▶ _Dataset records_:

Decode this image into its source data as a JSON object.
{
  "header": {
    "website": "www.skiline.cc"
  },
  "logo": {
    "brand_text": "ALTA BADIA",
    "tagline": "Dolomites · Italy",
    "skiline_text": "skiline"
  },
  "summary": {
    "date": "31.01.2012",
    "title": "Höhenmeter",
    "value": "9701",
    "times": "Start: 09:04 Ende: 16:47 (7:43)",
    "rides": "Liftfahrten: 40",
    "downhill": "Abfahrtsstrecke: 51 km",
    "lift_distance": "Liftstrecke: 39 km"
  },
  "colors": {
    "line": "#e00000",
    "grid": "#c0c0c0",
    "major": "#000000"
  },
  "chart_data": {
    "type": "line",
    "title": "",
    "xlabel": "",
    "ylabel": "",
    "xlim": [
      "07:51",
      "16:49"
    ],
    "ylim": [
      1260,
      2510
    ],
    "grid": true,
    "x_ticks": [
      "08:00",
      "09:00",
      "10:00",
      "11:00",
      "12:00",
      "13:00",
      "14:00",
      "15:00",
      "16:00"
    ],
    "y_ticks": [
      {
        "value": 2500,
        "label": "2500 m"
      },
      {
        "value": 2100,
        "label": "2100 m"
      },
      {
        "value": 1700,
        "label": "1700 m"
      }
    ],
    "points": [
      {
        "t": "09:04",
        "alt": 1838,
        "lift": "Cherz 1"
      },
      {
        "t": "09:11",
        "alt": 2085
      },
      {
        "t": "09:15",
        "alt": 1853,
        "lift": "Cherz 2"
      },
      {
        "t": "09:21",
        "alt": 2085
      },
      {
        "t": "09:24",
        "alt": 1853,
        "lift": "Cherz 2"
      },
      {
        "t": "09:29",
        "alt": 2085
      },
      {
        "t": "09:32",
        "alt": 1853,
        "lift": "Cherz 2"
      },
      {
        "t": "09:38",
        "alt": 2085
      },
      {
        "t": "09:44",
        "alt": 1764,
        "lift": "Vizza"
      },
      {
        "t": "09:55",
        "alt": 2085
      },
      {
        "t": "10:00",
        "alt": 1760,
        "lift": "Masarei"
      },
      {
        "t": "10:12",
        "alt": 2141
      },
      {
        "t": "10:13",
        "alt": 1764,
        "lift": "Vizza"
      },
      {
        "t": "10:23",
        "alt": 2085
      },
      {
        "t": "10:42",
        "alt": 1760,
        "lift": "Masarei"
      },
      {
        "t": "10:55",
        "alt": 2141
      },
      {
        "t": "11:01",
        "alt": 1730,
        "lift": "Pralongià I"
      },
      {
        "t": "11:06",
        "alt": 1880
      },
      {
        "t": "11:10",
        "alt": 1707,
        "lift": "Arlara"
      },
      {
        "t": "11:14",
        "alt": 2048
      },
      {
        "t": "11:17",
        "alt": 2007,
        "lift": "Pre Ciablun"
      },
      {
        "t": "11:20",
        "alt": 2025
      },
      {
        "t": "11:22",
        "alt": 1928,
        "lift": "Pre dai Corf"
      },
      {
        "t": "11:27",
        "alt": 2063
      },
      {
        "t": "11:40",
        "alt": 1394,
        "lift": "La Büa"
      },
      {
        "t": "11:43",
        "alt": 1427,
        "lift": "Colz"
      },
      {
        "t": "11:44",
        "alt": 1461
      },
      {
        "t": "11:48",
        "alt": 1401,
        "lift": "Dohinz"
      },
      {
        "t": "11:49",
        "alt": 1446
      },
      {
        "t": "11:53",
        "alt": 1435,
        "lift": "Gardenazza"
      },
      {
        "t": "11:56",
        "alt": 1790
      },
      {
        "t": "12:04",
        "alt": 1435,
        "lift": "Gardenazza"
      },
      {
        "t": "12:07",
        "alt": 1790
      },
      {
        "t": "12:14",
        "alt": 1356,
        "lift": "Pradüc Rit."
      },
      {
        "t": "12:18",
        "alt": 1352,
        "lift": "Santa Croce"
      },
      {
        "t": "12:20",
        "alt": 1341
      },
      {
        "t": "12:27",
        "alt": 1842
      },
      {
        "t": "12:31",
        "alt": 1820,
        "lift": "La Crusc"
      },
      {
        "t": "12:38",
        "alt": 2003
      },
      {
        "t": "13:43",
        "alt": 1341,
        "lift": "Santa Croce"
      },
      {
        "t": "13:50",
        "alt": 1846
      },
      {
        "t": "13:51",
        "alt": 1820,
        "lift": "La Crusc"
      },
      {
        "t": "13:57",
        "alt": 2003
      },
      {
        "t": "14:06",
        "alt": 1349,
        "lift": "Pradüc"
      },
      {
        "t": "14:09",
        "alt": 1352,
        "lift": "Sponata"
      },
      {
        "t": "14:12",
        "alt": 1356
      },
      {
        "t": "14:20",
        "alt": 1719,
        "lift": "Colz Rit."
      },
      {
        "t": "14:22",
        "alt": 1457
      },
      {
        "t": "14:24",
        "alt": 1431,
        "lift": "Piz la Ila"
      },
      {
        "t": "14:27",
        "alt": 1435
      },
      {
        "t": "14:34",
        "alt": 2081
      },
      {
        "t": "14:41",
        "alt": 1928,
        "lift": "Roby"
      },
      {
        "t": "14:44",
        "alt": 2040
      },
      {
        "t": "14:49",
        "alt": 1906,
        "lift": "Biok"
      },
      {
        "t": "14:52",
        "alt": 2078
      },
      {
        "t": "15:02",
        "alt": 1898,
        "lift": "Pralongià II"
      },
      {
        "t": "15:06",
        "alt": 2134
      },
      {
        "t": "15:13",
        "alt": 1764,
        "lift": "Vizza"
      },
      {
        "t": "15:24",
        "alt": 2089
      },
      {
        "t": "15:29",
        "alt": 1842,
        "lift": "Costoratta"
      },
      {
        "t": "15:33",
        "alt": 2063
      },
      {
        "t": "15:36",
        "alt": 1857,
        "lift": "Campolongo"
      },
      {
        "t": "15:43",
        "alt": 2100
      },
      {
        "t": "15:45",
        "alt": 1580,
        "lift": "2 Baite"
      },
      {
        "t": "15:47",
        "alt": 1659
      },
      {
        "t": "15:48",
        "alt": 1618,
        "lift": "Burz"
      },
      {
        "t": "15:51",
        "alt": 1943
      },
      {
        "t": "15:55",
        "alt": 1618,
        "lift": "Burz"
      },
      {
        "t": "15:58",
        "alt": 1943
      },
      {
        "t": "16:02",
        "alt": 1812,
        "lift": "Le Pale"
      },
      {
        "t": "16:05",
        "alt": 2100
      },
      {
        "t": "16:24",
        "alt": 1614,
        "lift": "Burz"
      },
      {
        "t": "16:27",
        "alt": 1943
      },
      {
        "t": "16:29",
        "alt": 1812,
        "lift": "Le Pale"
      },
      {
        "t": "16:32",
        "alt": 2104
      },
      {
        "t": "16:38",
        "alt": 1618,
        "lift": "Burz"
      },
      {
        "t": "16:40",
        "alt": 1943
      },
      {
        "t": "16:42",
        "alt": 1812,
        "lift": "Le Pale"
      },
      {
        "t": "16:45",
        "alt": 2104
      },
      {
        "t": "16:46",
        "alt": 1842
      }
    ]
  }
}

▶ _What is required_: Copy out the whole listing exactly; please set it all down.

▶ _Right answer_:
Decode this image into its source data as a JSON object.
{
  "header": {
    "website": "www.skiline.cc"
  },
  "logo": {
    "brand_text": "ALTA BADIA",
    "tagline": "Dolomites · Italy",
    "skiline_text": "skiline"
  },
  "summary": {
    "date": "31.01.2012",
    "title": "Höhenmeter",
    "value": "9701",
    "times": "Start: 09:04 Ende: 16:47 (7:43)",
    "rides": "Liftfahrten: 40",
    "downhill": "Abfahrtsstrecke: 51 km",
    "lift_distance": "Liftstrecke: 39 km"
  },
  "colors": {
    "line": "#e00000",
    "grid": "#c0c0c0",
    "major": "#000000"
  },
  "chart_data": {
    "type": "line",
    "title": "",
    "xlabel": "",
    "ylabel": "",
    "xlim": [
      "07:51",
      "16:49"
    ],
    "ylim": [
      1260,
      2510
    ],
    "grid": true,
    "x_ticks": [
      "08:00",
      "09:00",
      "10:00",
      "11:00",
      "12:00",
      "13:00",
      "14:00",
      "15:00",
      "16:00"
    ],
    "y_ticks": [
      {
        "value": 2500,
        "label": "2500 m"
      },
      {
        "value": 2100,
        "label": "2100 m"
      },
      {
        "value": 1700,
        "label": "1700 m"
      }
    ],
    "points": [
      {
        "t": "09:04",
        "alt": 1838,
        "lift": "Cherz 1"
      },
      {
        "t": "09:11",
        "alt": 2085
      },
      {
        "t": "09:15",
        "alt": 1853,
        "lift": "Cherz 2"
      },
      {
        "t": "09:21",
        "alt": 2085
      },
      {
        "t": "09:24",
        "alt": 1853,
        "lift": "Cherz 2"
      },
      {
        "t": "09:29",
        "alt": 2085
      },
      {
        "t": "09:32",
        "alt": 1853,
        "lift": "Cherz 2"
      },
      {
        "t": "09:38",
        "alt": 2085
      },
      {
        "t": "09:44",
        "alt": 1764,
        "lift": "Vizza"
      },
      {
        "t": "09:55",
        "alt": 2085
      },
      {
        "t": "10:00",
        "alt": 1760,
        "lift": "Masarei"
      },
      {
        "t": "10:12",
        "alt": 2141
      },
      {
        "t": "10:13",
        "alt": 1764,
        "lift": "Vizza"
      },
      {
        "t": "10:23",
        "alt": 2085
      },
      {
        "t": "10:42",
        "alt": 1760,
        "lift": "Masarei"
      },
      {
        "t": "10:55",
        "alt": 2141
      },
      {
        "t": "11:01",
        "alt": 1730,
        "lift": "Pralongià I"
      },
      {
        "t": "11:06",
        "alt": 1880
      },
      {
        "t": "11:10",
        "alt": 1707,
        "lift": "Arlara"
      },
      {
        "t": "11:14",
        "alt": 2048
      },
      {
        "t": "11:17",
        "alt": 2007,
        "lift": "Pre Ciablun"
      },
      {
        "t": "11:20",
        "alt": 2025
      },
      {
        "t": "11:22",
        "alt": 1928,
        "lift": "Pre dai Corf"
      },
      {
        "t": "11:27",
        "alt": 2063
      },
      {
        "t": "11:40",
        "alt": 1394,
        "lift": "La Büa"
      },
      {
        "t": "11:43",
        "alt": 1427,
        "lift": "Colz"
      },
      {
        "t": "11:44",
        "alt": 1461
      },
      {
        "t": "11:48",
        "alt": 1401,
        "lift": "Dohinz"
      },
      {
        "t": "11:49",
        "alt": 1446
      },
      {
        "t": "11:53",
        "alt": 1435,
        "lift": "Gardenazza"
      },
      {
        "t": "11:56",
        "alt": 1790
      },
      {
        "t": "12:04",
        "alt": 1435,
        "lift": "Gardenazza"
      },
      {
        "t": "12:07",
        "alt": 1790
      },
      {
        "t": "12:14",
        "alt": 1356,
        "lift": "Pradüc Rit."
      },
      {
        "t": "12:18",
        "alt": 1352,
        "lift": "Santa Croce"
      },
      {
        "t": "12:20",
        "alt": 1341
      },
      {
        "t": "12:27",
        "alt": 1842
      },
      {
        "t": "12:31",
        "alt": 1820,
        "lift": "La Crusc"
      },
      {
        "t": "12:38",
        "alt": 2003
      },
      {
        "t": "13:43",
        "alt": 1341,
        "lift": "Santa Croce"
      },
      {
        "t": "13:50",
        "alt": 1846
      },
      {
        "t": "13:51",
        "alt": 1820,
        "lift": "La Crusc"
      },
      {
        "t": "13:57",
        "alt": 2003
      },
      {
        "t": "14:06",
        "alt": 1349,
        "lift": "Pradüc"
      },
      {
        "t": "14:09",
        "alt": 1352,
        "lift": "Sponata"
      },
      {
        "t": "14:12",
        "alt": 1356
      },
      {
        "t": "14:20",
        "alt": 1719,
        "lift": "Colz Rit."
      },
      {
        "t": "14:22",
        "alt": 1457
      },
      {
        "t": "14:24",
        "alt": 1431,
        "lift": "Piz la Ila"
      },
      {
        "t": "14:27",
        "alt": 1435
      },
      {
        "t": "14:34",
        "alt": 2081
      },
      {
        "t": "14:41",
        "alt": 1928,
        "lift": "Roby"
      },
      {
        "t": "14:44",
        "alt": 2040
      },
      {
        "t": "14:49",
        "alt": 1906,
        "lift": "Biok"
      },
      {
        "t": "14:52",
        "alt": 2078
      },
      {
        "t": "15:02",
        "alt": 1898,
        "lift": "Pralongià II"
      },
      {
        "t": "15:06",
        "alt": 2134
      },
      {
        "t": "15:13",
        "alt": 1764,
        "lift": "Vizza"
      },
      {
        "t": "15:24",
        "alt": 2089
      },
      {
        "t": "15:29",
        "alt": 1842,
        "lift": "Costoratta"
      },
      {
        "t": "15:33",
        "alt": 2063
      },
      {
        "t": "15:36",
        "alt": 1857,
        "lift": "Campolongo"
      },
      {
        "t": "15:43",
        "alt": 2100
      },
      {
        "t": "15:45",
        "alt": 1580,
        "lift": "2 Baite"
      },
      {
        "t": "15:47",
        "alt": 1659
      },
      {
        "t": "15:48",
        "alt": 1618,
        "lift": "Burz"
      },
      {
        "t": "15:51",
        "alt": 1943
      },
      {
        "t": "15:55",
        "alt": 1618,
        "lift": "Burz"
      },
      {
        "t": "15:58",
        "alt": 1943
      },
      {
        "t": "16:02",
        "alt": 1812,
        "lift": "Le Pale"
      },
      {
        "t": "16:05",
        "alt": 2100
      },
      {
        "t": "16:24",
        "alt": 1614,
        "lift": "Burz"
      },
      {
        "t": "16:27",
        "alt": 1943
      },
      {
        "t": "16:29",
        "alt": 1812,
        "lift": "Le Pale"
      },
      {
        "t": "16:32",
        "alt": 2104
      },
      {
        "t": "16:38",
        "alt": 1618,
        "lift": "Burz"
      },
      {
        "t": "16:40",
        "alt": 1943
      },
      {
        "t": "16:42",
        "alt": 1812,
        "lift": "Le Pale"
      },
      {
        "t": "16:45",
        "alt": 2104
      },
      {
        "t": "16:46",
        "alt": 1842
      }
    ]
  }
}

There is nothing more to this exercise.